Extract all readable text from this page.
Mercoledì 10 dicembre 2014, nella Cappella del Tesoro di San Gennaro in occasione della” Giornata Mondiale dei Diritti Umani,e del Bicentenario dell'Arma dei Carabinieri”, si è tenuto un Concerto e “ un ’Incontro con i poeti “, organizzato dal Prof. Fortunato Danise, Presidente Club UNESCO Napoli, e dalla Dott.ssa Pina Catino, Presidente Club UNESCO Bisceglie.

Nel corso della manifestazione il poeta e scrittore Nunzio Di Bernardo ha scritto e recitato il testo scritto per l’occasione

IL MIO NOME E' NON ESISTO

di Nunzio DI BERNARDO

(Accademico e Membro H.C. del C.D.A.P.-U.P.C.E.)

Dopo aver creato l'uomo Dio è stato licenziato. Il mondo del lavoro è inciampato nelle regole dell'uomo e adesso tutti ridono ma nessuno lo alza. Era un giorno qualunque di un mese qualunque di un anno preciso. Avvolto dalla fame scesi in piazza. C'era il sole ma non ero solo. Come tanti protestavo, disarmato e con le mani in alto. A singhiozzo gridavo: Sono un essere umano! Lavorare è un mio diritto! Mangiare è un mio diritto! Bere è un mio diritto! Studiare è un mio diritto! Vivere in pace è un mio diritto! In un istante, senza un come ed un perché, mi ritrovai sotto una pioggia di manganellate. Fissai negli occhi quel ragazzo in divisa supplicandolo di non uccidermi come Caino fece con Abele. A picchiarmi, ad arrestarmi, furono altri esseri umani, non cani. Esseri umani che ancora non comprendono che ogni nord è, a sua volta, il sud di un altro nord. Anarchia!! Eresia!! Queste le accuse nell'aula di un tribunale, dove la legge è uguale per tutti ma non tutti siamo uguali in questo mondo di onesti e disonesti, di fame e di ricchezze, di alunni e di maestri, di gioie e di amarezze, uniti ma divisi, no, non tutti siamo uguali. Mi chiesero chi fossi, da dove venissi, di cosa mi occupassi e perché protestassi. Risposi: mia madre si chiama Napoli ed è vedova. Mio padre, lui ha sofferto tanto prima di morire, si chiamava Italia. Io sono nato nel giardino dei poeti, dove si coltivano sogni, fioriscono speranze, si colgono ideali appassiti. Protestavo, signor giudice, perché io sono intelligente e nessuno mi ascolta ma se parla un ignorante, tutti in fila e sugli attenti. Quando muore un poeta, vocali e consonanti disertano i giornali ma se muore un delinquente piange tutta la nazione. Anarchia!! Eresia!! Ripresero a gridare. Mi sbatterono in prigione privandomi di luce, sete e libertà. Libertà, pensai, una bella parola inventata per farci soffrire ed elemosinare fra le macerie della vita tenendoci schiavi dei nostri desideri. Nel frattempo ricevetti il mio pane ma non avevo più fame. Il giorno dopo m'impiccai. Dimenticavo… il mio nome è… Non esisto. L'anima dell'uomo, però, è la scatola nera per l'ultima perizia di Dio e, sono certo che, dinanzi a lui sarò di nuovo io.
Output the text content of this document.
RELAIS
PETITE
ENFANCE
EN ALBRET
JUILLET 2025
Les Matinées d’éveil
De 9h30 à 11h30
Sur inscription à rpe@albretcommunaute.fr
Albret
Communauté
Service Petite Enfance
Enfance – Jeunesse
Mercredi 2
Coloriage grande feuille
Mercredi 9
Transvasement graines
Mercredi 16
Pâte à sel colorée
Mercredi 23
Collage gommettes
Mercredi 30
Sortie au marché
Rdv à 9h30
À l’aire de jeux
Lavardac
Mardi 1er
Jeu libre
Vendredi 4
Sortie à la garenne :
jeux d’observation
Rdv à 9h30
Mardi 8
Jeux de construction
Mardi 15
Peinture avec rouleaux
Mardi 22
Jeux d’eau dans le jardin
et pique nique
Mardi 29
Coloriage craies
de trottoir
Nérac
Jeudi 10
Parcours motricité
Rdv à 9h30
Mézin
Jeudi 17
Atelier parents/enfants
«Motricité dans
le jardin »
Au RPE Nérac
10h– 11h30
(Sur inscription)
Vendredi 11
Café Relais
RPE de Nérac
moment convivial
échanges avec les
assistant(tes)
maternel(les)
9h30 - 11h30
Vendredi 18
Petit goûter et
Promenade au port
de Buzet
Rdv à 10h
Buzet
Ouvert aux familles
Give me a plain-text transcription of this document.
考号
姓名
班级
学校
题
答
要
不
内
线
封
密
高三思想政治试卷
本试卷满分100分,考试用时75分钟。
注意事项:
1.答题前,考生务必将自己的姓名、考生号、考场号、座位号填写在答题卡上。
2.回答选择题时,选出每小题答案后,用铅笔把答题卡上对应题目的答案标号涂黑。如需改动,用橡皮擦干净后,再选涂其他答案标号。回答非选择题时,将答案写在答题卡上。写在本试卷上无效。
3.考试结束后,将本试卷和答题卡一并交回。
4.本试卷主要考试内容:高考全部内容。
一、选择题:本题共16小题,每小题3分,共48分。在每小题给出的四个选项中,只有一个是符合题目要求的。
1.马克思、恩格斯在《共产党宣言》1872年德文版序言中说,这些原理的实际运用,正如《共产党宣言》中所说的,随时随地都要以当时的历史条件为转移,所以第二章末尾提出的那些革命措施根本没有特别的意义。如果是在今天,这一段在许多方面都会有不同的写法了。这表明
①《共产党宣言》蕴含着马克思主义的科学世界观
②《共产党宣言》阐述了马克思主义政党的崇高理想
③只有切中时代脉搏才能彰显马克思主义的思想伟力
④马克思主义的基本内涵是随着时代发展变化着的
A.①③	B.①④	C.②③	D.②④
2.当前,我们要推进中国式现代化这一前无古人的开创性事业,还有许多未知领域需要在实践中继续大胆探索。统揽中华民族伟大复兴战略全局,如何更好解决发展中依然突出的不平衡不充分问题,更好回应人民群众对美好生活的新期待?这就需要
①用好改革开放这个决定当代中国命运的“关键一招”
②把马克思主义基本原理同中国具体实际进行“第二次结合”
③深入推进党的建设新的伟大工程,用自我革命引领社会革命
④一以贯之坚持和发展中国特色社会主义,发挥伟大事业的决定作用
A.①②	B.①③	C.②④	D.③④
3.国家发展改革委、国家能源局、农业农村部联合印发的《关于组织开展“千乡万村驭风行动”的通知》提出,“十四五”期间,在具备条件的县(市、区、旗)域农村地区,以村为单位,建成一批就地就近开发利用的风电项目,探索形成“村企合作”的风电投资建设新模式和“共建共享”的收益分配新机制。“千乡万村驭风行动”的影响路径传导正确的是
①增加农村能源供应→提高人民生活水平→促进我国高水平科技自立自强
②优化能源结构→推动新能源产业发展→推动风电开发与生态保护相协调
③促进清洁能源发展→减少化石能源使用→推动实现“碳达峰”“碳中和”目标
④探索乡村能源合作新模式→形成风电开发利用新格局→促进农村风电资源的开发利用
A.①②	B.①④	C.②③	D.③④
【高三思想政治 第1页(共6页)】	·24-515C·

-----

The exercise >> Make an exact copy of the data above.

Output of the exercise >>
Extract all readable text from this page.
Mercoledì 10 dicembre 2014, nella Cappella del Tesoro di San Gennaro in occasione della” Giornata Mondiale dei Diritti Umani,e del Bicentenario dell'Arma dei Carabinieri”, si è tenuto un Concerto e “ un ’Incontro con i poeti “, organizzato dal Prof. Fortunato Danise, Presidente Club UNESCO Napoli, e dalla Dott.ssa Pina Catino, Presidente Club UNESCO Bisceglie.

Nel corso della manifestazione il poeta e scrittore Nunzio Di Bernardo ha scritto e recitato il testo scritto per l’occasione

IL MIO NOME E' NON ESISTO

di Nunzio DI BERNARDO

(Accademico e Membro H.C. del C.D.A.P.-U.P.C.E.)

Dopo aver creato l'uomo Dio è stato licenziato. Il mondo del lavoro è inciampato nelle regole dell'uomo e adesso tutti ridono ma nessuno lo alza. Era un giorno qualunque di un mese qualunque di un anno preciso. Avvolto dalla fame scesi in piazza. C'era il sole ma non ero solo. Come tanti protestavo, disarmato e con le mani in alto. A singhiozzo gridavo: Sono un essere umano! Lavorare è un mio diritto! Mangiare è un mio diritto! Bere è un mio diritto! Studiare è un mio diritto! Vivere in pace è un mio diritto! In un istante, senza un come ed un perché, mi ritrovai sotto una pioggia di manganellate. Fissai negli occhi quel ragazzo in divisa supplicandolo di non uccidermi come Caino fece con Abele. A picchiarmi, ad arrestarmi, furono altri esseri umani, non cani. Esseri umani che ancora non comprendono che ogni nord è, a sua volta, il sud di un altro nord. Anarchia!! Eresia!! Queste le accuse nell'aula di un tribunale, dove la legge è uguale per tutti ma non tutti siamo uguali in questo mondo di onesti e disonesti, di fame e di ricchezze, di alunni e di maestri, di gioie e di amarezze, uniti ma divisi, no, non tutti siamo uguali. Mi chiesero chi fossi, da dove venissi, di cosa mi occupassi e perché protestassi. Risposi: mia madre si chiama Napoli ed è vedova. Mio padre, lui ha sofferto tanto prima di morire, si chiamava Italia. Io sono nato nel giardino dei poeti, dove si coltivano sogni, fioriscono speranze, si colgono ideali appassiti. Protestavo, signor giudice, perché io sono intelligente e nessuno mi ascolta ma se parla un ignorante, tutti in fila e sugli attenti. Quando muore un poeta, vocali e consonanti disertano i giornali ma se muore un delinquente piange tutta la nazione. Anarchia!! Eresia!! Ripresero a gridare. Mi sbatterono in prigione privandomi di luce, sete e libertà. Libertà, pensai, una bella parola inventata per farci soffrire ed elemosinare fra le macerie della vita tenendoci schiavi dei nostri desideri. Nel frattempo ricevetti il mio pane ma non avevo più fame. Il giorno dopo m'impiccai. Dimenticavo… il mio nome è… Non esisto. L'anima dell'uomo, però, è la scatola nera per l'ultima perizia di Dio e, sono certo che, dinanzi a lui sarò di nuovo io.
Output the text content of this document.
RELAIS
PETITE
ENFANCE
EN ALBRET
JUILLET 2025
Les Matinées d’éveil
De 9h30 à 11h30
Sur inscription à rpe@albretcommunaute.fr
Albret
Communauté
Service Petite Enfance
Enfance – Jeunesse
Mercredi 2
Coloriage grande feuille
Mercredi 9
Transvasement graines
Mercredi 16
Pâte à sel colorée
Mercredi 23
Collage gommettes
Mercredi 30
Sortie au marché
Rdv à 9h30
À l’aire de jeux
Lavardac
Mardi 1er
Jeu libre
Vendredi 4
Sortie à la garenne :
jeux d’observation
Rdv à 9h30
Mardi 8
Jeux de construction
Mardi 15
Peinture avec rouleaux
Mardi 22
Jeux d’eau dans le jardin
et pique nique
Mardi 29
Coloriage craies
de trottoir
Nérac
Jeudi 10
Parcours motricité
Rdv à 9h30
Mézin
Jeudi 17
Atelier parents/enfants
«Motricité dans
le jardin »
Au RPE Nérac
10h– 11h30
(Sur inscription)
Vendredi 11
Café Relais
RPE de Nérac
moment convivial
échanges avec les
assistant(tes)
maternel(les)
9h30 - 11h30
Vendredi 18
Petit goûter et
Promenade au port
de Buzet
Rdv à 10h
Buzet
Ouvert aux familles
Give me a plain-text transcription of this document.
考号
姓名
班级
学校
题
答
要
不
内
线
封
密
高三思想政治试卷
本试卷满分100分,考试用时75分钟。
注意事项:
1.答题前,考生务必将自己的姓名、考生号、考场号、座位号填写在答题卡上。
2.回答选择题时,选出每小题答案后,用铅笔把答题卡上对应题目的答案标号涂黑。如需改动,用橡皮擦干净后,再选涂其他答案标号。回答非选择题时,将答案写在答题卡上。写在本试卷上无效。
3.考试结束后,将本试卷和答题卡一并交回。
4.本试卷主要考试内容:高考全部内容。
一、选择题:本题共16小题,每小题3分,共48分。在每小题给出的四个选项中,只有一个是符合题目要求的。
1.马克思、恩格斯在《共产党宣言》1872年德文版序言中说,这些原理的实际运用,正如《共产党宣言》中所说的,随时随地都要以当时的历史条件为转移,所以第二章末尾提出的那些革命措施根本没有特别的意义。如果是在今天,这一段在许多方面都会有不同的写法了。这表明
①《共产党宣言》蕴含着马克思主义的科学世界观
②《共产党宣言》阐述了马克思主义政党的崇高理想
③只有切中时代脉搏才能彰显马克思主义的思想伟力
④马克思主义的基本内涵是随着时代发展变化着的
A.①③	B.①④	C.②③	D.②④
2.当前,我们要推进中国式现代化这一前无古人的开创性事业,还有许多未知领域需要在实践中继续大胆探索。统揽中华民族伟大复兴战略全局,如何更好解决发展中依然突出的不平衡不充分问题,更好回应人民群众对美好生活的新期待?这就需要
①用好改革开放这个决定当代中国命运的“关键一招”
②把马克思主义基本原理同中国具体实际进行“第二次结合”
③深入推进党的建设新的伟大工程,用自我革命引领社会革命
④一以贯之坚持和发展中国特色社会主义,发挥伟大事业的决定作用
A.①②	B.①③	C.②④	D.③④
3.国家发展改革委、国家能源局、农业农村部联合印发的《关于组织开展“千乡万村驭风行动”的通知》提出,“十四五”期间,在具备条件的县(市、区、旗)域农村地区,以村为单位,建成一批就地就近开发利用的风电项目,探索形成“村企合作”的风电投资建设新模式和“共建共享”的收益分配新机制。“千乡万村驭风行动”的影响路径传导正确的是
①增加农村能源供应→提高人民生活水平→促进我国高水平科技自立自强
②优化能源结构→推动新能源产业发展→推动风电开发与生态保护相协调
③促进清洁能源发展→减少化石能源使用→推动实现“碳达峰”“碳中和”目标
④探索乡村能源合作新模式→形成风电开发利用新格局→促进农村风电资源的开发利用
A.①②	B.①④	C.②③	D.③④
【高三思想政治 第1页(共6页)】	·24-515C·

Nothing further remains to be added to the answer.